## Work required
Nothing but an exact repetition of the listing should be returned.

## Records for processing

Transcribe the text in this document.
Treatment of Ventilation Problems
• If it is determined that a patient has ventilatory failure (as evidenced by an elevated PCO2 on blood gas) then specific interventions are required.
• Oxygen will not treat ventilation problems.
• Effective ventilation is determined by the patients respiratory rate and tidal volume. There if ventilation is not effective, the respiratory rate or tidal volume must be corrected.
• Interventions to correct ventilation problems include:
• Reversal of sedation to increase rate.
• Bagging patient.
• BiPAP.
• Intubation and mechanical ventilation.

## Output for this exercise
Transcribe the text in this document.
Treatment of Ventilation Problems
• If it is determined that a patient has ventilatory failure (as evidenced by an elevated PCO2 on blood gas) then specific interventions are required.
• Oxygen will not treat ventilation problems.
• Effective ventilation is determined by the patients respiratory rate and tidal volume. There if ventilation is not effective, the respiratory rate or tidal volume must be corrected.
• Interventions to correct ventilation problems include:
• Reversal of sedation to increase rate.
• Bagging patient.
• BiPAP.
• Intubation and mechanical ventilation.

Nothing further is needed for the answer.